(Stored entries)
------------------------------

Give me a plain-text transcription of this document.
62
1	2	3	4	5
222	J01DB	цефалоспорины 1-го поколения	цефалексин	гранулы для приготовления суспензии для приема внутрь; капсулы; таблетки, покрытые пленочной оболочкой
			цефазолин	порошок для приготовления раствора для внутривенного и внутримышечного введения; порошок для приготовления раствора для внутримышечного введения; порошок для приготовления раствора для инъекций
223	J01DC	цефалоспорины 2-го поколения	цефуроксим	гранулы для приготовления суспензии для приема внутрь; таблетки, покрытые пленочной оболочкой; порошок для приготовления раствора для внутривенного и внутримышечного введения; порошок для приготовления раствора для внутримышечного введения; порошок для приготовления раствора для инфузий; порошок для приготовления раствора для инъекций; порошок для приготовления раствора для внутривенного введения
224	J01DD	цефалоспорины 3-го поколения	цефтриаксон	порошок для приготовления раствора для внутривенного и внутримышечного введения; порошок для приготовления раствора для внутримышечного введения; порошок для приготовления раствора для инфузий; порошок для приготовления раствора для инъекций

------------------------------

**TASK TO COMPLETE:**
All of the records must be retyped exactly as they are.

**ANSWER FOR THE TASK:**
Give me a plain-text transcription of this document.
62
1	2	3	4	5
222	J01DB	цефалоспорины 1-го поколения	цефалексин	гранулы для приготовления суспензии для приема внутрь; капсулы; таблетки, покрытые пленочной оболочкой
			цефазолин	порошок для приготовления раствора для внутривенного и внутримышечного введения; порошок для приготовления раствора для внутримышечного введения; порошок для приготовления раствора для инъекций
223	J01DC	цефалоспорины 2-го поколения	цефуроксим	гранулы для приготовления суспензии для приема внутрь; таблетки, покрытые пленочной оболочкой; порошок для приготовления раствора для внутривенного и внутримышечного введения; порошок для приготовления раствора для внутримышечного введения; порошок для приготовления раствора для инфузий; порошок для приготовления раствора для инъекций; порошок для приготовления раствора для внутривенного введения
224	J01DD	цефалоспорины 3-го поколения	цефтриаксон	порошок для приготовления раствора для внутривенного и внутримышечного введения; порошок для приготовления раствора для внутримышечного введения; порошок для приготовления раствора для инфузий; порошок для приготовления раствора для инъекций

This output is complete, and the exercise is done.